▸ **Exercise description**: Set down the material below in full, matching it exactly.

▸ **Input data**:
⁂

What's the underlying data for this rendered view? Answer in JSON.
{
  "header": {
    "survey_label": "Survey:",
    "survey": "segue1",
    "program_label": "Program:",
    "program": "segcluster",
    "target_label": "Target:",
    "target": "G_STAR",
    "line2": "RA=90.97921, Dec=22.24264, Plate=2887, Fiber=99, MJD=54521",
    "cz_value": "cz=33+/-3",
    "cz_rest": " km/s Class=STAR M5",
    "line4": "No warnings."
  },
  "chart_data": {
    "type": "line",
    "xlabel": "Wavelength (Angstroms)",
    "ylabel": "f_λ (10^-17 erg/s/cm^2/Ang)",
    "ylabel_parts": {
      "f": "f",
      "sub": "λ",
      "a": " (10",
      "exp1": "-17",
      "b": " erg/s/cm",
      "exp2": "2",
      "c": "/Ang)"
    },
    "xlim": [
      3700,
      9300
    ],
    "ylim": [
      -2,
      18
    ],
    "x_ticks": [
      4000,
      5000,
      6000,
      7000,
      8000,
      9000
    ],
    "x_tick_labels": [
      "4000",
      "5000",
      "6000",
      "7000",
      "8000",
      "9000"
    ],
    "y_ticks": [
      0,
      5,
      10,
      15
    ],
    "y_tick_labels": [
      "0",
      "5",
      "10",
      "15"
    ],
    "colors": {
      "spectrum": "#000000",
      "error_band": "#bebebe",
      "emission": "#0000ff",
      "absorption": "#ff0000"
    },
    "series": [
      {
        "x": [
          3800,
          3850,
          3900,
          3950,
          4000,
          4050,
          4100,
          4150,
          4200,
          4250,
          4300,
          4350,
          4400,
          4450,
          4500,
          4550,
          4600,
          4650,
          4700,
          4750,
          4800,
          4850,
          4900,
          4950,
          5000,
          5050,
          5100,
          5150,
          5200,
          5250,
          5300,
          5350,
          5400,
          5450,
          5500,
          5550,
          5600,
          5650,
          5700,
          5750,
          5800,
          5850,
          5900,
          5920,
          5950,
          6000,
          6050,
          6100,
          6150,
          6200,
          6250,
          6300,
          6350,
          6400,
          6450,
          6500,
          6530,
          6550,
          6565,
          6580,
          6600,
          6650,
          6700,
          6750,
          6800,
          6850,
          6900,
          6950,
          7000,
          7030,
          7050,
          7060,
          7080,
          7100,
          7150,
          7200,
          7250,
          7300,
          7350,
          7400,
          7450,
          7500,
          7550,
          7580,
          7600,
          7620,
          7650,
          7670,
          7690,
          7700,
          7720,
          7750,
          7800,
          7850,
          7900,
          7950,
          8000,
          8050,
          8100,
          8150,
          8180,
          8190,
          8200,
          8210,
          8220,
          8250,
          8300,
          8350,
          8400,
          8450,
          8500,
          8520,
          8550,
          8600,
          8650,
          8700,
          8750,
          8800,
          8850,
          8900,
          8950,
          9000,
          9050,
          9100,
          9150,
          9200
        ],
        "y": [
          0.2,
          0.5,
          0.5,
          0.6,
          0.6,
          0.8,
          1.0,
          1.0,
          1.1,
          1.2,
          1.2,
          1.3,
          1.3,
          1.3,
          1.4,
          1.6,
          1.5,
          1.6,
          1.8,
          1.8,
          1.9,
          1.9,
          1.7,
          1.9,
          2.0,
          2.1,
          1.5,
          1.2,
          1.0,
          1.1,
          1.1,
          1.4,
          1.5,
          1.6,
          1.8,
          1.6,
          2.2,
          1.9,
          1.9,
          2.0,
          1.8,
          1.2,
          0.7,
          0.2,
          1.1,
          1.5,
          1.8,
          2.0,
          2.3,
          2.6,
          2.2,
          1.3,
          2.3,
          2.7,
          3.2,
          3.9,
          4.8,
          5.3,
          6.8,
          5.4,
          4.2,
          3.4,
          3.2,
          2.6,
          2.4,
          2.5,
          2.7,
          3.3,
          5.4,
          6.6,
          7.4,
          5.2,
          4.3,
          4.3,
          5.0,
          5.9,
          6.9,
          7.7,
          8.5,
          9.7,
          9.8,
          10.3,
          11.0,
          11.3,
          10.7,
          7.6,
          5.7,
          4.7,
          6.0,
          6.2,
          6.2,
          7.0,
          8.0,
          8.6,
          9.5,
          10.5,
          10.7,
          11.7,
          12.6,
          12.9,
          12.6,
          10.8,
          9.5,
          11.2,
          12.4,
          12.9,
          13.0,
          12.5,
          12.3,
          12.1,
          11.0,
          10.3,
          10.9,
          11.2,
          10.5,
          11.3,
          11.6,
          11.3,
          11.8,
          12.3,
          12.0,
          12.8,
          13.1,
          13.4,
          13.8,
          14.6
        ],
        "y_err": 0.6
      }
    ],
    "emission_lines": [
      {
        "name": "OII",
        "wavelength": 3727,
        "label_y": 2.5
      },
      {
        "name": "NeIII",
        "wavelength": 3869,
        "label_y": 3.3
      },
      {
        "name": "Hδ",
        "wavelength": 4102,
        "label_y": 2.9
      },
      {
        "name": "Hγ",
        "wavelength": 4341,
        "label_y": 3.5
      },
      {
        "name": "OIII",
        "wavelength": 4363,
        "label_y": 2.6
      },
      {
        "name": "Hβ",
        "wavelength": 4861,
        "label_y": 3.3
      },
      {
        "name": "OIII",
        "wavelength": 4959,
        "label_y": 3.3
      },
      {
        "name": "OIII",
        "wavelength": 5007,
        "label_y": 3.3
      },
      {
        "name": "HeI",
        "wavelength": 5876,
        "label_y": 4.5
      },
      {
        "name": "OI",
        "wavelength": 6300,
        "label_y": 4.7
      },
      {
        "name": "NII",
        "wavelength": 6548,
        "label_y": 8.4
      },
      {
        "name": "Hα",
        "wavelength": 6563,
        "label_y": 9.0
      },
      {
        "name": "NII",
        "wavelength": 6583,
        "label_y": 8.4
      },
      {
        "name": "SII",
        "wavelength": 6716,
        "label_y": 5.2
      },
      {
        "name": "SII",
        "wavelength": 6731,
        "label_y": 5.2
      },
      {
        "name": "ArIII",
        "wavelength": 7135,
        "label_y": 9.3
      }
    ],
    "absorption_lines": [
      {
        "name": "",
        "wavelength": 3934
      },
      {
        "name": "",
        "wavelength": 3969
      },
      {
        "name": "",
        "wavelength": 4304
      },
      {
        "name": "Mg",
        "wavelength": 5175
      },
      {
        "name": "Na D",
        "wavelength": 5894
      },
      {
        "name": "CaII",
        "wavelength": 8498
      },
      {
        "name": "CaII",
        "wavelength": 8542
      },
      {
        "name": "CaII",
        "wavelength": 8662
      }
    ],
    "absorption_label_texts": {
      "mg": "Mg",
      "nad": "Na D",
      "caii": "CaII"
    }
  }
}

⁂

▸ **Written solution**:
What's the underlying data for this rendered view? Answer in JSON.
{
  "header": {
    "survey_label": "Survey:",
    "survey": "segue1",
    "program_label": "Program:",
    "program": "segcluster",
    "target_label": "Target:",
    "target": "G_STAR",
    "line2": "RA=90.97921, Dec=22.24264, Plate=2887, Fiber=99, MJD=54521",
    "cz_value": "cz=33+/-3",
    "cz_rest": " km/s Class=STAR M5",
    "line4": "No warnings."
  },
  "chart_data": {
    "type": "line",
    "xlabel": "Wavelength (Angstroms)",
    "ylabel": "f_λ (10^-17 erg/s/cm^2/Ang)",
    "ylabel_parts": {
      "f": "f",
      "sub": "λ",
      "a": " (10",
      "exp1": "-17",
      "b": " erg/s/cm",
      "exp2": "2",
      "c": "/Ang)"
    },
    "xlim": [
      3700,
      9300
    ],
    "ylim": [
      -2,
      18
    ],
    "x_ticks": [
      4000,
      5000,
      6000,
      7000,
      8000,
      9000
    ],
    "x_tick_labels": [
      "4000",
      "5000",
      "6000",
      "7000",
      "8000",
      "9000"
    ],
    "y_ticks": [
      0,
      5,
      10,
      15
    ],
    "y_tick_labels": [
      "0",
      "5",
      "10",
      "15"
    ],
    "colors": {
      "spectrum": "#000000",
      "error_band": "#bebebe",
      "emission": "#0000ff",
      "absorption": "#ff0000"
    },
    "series": [
      {
        "x": [
          3800,
          3850,
          3900,
          3950,
          4000,
          4050,
          4100,
          4150,
          4200,
          4250,
          4300,
          4350,
          4400,
          4450,
          4500,
          4550,
          4600,
          4650,
          4700,
          4750,
          4800,
          4850,
          4900,
          4950,
          5000,
          5050,
          5100,
          5150,
          5200,
          5250,
          5300,
          5350,
          5400,
          5450,
          5500,
          5550,
          5600,
          5650,
          5700,
          5750,
          5800,
          5850,
          5900,
          5920,
          5950,
          6000,
          6050,
          6100,
          6150,
          6200,
          6250,
          6300,
          6350,
          6400,
          6450,
          6500,
          6530,
          6550,
          6565,
          6580,
          6600,
          6650,
          6700,
          6750,
          6800,
          6850,
          6900,
          6950,
          7000,
          7030,
          7050,
          7060,
          7080,
          7100,
          7150,
          7200,
          7250,
          7300,
          7350,
          7400,
          7450,
          7500,
          7550,
          7580,
          7600,
          7620,
          7650,
          7670,
          7690,
          7700,
          7720,
          7750,
          7800,
          7850,
          7900,
          7950,
          8000,
          8050,
          8100,
          8150,
          8180,
          8190,
          8200,
          8210,
          8220,
          8250,
          8300,
          8350,
          8400,
          8450,
          8500,
          8520,
          8550,
          8600,
          8650,
          8700,
          8750,
          8800,
          8850,
          8900,
          8950,
          9000,
          9050,
          9100,
          9150,
          9200
        ],
        "y": [
          0.2,
          0.5,
          0.5,
          0.6,
          0.6,
          0.8,
          1.0,
          1.0,
          1.1,
          1.2,
          1.2,
          1.3,
          1.3,
          1.3,
          1.4,
          1.6,
          1.5,
          1.6,
          1.8,
          1.8,
          1.9,
          1.9,
          1.7,
          1.9,
          2.0,
          2.1,
          1.5,
          1.2,
          1.0,
          1.1,
          1.1,
          1.4,
          1.5,
          1.6,
          1.8,
          1.6,
          2.2,
          1.9,
          1.9,
          2.0,
          1.8,
          1.2,
          0.7,
          0.2,
          1.1,
          1.5,
          1.8,
          2.0,
          2.3,
          2.6,
          2.2,
          1.3,
          2.3,
          2.7,
          3.2,
          3.9,
          4.8,
          5.3,
          6.8,
          5.4,
          4.2,
          3.4,
          3.2,
          2.6,
          2.4,
          2.5,
          2.7,
          3.3,
          5.4,
          6.6,
          7.4,
          5.2,
          4.3,
          4.3,
          5.0,
          5.9,
          6.9,
          7.7,
          8.5,
          9.7,
          9.8,
          10.3,
          11.0,
          11.3,
          10.7,
          7.6,
          5.7,
          4.7,
          6.0,
          6.2,
          6.2,
          7.0,
          8.0,
          8.6,
          9.5,
          10.5,
          10.7,
          11.7,
          12.6,
          12.9,
          12.6,
          10.8,
          9.5,
          11.2,
          12.4,
          12.9,
          13.0,
          12.5,
          12.3,
          12.1,
          11.0,
          10.3,
          10.9,
          11.2,
          10.5,
          11.3,
          11.6,
          11.3,
          11.8,
          12.3,
          12.0,
          12.8,
          13.1,
          13.4,
          13.8,
          14.6
        ],
        "y_err": 0.6
      }
    ],
    "emission_lines": [
      {
        "name": "OII",
        "wavelength": 3727,
        "label_y": 2.5
      },
      {
        "name": "NeIII",
        "wavelength": 3869,
        "label_y": 3.3
      },
      {
        "name": "Hδ",
        "wavelength": 4102,
        "label_y": 2.9
      },
      {
        "name": "Hγ",
        "wavelength": 4341,
        "label_y": 3.5
      },
      {
        "name": "OIII",
        "wavelength": 4363,
        "label_y": 2.6
      },
      {
        "name": "Hβ",
        "wavelength": 4861,
        "label_y": 3.3
      },
      {
        "name": "OIII",
        "wavelength": 4959,
        "label_y": 3.3
      },
      {
        "name": "OIII",
        "wavelength": 5007,
        "label_y": 3.3
      },
      {
        "name": "HeI",
        "wavelength": 5876,
        "label_y": 4.5
      },
      {
        "name": "OI",
        "wavelength": 6300,
        "label_y": 4.7
      },
      {
        "name": "NII",
        "wavelength": 6548,
        "label_y": 8.4
      },
      {
        "name": "Hα",
        "wavelength": 6563,
        "label_y": 9.0
      },
      {
        "name": "NII",
        "wavelength": 6583,
        "label_y": 8.4
      },
      {
        "name": "SII",
        "wavelength": 6716,
        "label_y": 5.2
      },
      {
        "name": "SII",
        "wavelength": 6731,
        "label_y": 5.2
      },
      {
        "name": "ArIII",
        "wavelength": 7135,
        "label_y": 9.3
      }
    ],
    "absorption_lines": [
      {
        "name": "",
        "wavelength": 3934
      },
      {
        "name": "",
        "wavelength": 3969
      },
      {
        "name": "",
        "wavelength": 4304
      },
      {
        "name": "Mg",
        "wavelength": 5175
      },
      {
        "name": "Na D",
        "wavelength": 5894
      },
      {
        "name": "CaII",
        "wavelength": 8498
      },
      {
        "name": "CaII",
        "wavelength": 8542
      },
      {
        "name": "CaII",
        "wavelength": 8662
      }
    ],
    "absorption_label_texts": {
      "mg": "Mg",
      "nad": "Na D",
      "caii": "CaII"
    }
  }
}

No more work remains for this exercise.